WRITTEN TASK 1:
Print the entire Cloudflare Logpush post word for word.

Cloudflare Logpush - optimize for AWS Athena

Currently, Logpush will store data in the specified AWS S3 bucket and prefix and it will create a new prefix for each date. The prefixes will be formatted as yyyymmdd so today’s date would be 20201005. In order to query this data using AWS Athena in a partitioned way, you need to manually load each partition via something like

ALTER TABLE cloudflare_logs ADD PARTITION (dt='20201005') location 's3://cloudflare-logs/20201005/'

In AWS Athena, there is a way to make this a bit more automated. If Cloudflare were to allow for the customization of the per-date prefix to write prefixes such as ‘dt=20201005/’, then all partitions could be loaded at once by using MSCK REPAIR TABLE cloudflare_logs.

My specific feedback is to either allow customization of the per-date prefix used for Cloudflare or to have the default per-date prefix specify some key such as dt=20201005.

DATA SHOWN:

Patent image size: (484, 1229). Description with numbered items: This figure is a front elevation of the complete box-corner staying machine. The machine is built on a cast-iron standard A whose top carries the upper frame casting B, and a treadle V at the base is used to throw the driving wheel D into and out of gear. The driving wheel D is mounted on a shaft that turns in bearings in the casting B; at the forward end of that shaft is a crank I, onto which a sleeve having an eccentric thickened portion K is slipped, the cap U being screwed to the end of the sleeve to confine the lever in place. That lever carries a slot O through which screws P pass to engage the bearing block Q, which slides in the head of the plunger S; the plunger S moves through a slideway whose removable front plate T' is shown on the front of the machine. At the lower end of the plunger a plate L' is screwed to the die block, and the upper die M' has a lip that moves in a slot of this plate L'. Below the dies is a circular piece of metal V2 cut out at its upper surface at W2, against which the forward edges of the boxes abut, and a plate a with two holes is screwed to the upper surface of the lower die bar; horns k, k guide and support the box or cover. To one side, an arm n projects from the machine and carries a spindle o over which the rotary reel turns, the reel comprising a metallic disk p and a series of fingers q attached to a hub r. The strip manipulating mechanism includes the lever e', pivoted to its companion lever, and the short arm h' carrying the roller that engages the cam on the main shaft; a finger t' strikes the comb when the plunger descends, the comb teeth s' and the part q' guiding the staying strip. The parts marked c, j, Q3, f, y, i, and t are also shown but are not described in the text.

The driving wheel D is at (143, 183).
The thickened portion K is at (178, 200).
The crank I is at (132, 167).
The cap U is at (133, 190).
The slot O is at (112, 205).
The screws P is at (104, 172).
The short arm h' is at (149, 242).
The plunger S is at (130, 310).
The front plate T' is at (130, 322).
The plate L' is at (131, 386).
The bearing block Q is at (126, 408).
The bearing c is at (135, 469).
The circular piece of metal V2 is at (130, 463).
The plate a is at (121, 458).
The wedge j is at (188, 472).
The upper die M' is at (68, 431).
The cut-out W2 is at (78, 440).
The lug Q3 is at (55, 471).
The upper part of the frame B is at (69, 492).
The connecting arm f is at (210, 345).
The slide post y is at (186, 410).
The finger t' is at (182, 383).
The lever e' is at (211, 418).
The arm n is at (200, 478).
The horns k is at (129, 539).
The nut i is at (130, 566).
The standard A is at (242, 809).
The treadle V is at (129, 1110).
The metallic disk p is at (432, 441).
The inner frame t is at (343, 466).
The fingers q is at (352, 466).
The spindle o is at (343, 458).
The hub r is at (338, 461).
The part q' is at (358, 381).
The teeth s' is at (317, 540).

WRITTEN TASK 2:
Return the entries without any changes, starting at their first line and ending after the line that contains "The crank I is at (132, 167).".

WRITTEN RESPONSE 1:
Cloudflare Logpush - optimize for AWS Athena

Currently, Logpush will store data in the specified AWS S3 bucket and prefix and it will create a new prefix for each date. The prefixes will be formatted as yyyymmdd so today’s date would be 20201005. In order to query this data using AWS Athena in a partitioned way, you need to manually load each partition via something like

ALTER TABLE cloudflare_logs ADD PARTITION (dt='20201005') location 's3://cloudflare-logs/20201005/'

In AWS Athena, there is a way to make this a bit more automated. If Cloudflare were to allow for the customization of the per-date prefix to write prefixes such as ‘dt=20201005/’, then all partitions could be loaded at once by using MSCK REPAIR TABLE cloudflare_logs.

My specific feedback is to either allow customization of the per-date prefix used for Cloudflare or to have the default per-date prefix specify some key such as dt=20201005.

WRITTEN RESPONSE 2:
Patent image size: (484, 1229). Description with numbered items: This figure is a front elevation of the complete box-corner staying machine. The machine is built on a cast-iron standard A whose top carries the upper frame casting B, and a treadle V at the base is used to throw the driving wheel D into and out of gear. The driving wheel D is mounted on a shaft that turns in bearings in the casting B; at the forward end of that shaft is a crank I, onto which a sleeve having an eccentric thickened portion K is slipped, the cap U being screwed to the end of the sleeve to confine the lever in place. That lever carries a slot O through which screws P pass to engage the bearing block Q, which slides in the head of the plunger S; the plunger S moves through a slideway whose removable front plate T' is shown on the front of the machine. At the lower end of the plunger a plate L' is screwed to the die block, and the upper die M' has a lip that moves in a slot of this plate L'. Below the dies is a circular piece of metal V2 cut out at its upper surface at W2, against which the forward edges of the boxes abut, and a plate a with two holes is screwed to the upper surface of the lower die bar; horns k, k guide and support the box or cover. To one side, an arm n projects from the machine and carries a spindle o over which the rotary reel turns, the reel comprising a metallic disk p and a series of fingers q attached to a hub r. The strip manipulating mechanism includes the lever e', pivoted to its companion lever, and the short arm h' carrying the roller that engages the cam on the main shaft; a finger t' strikes the comb when the plunger descends, the comb teeth s' and the part q' guiding the staying strip. The parts marked c, j, Q3, f, y, i, and t are also shown but are not described in the text.

The driving wheel D is at (143, 183).
The thickened portion K is at (178, 200).
The crank I is at (132, 167).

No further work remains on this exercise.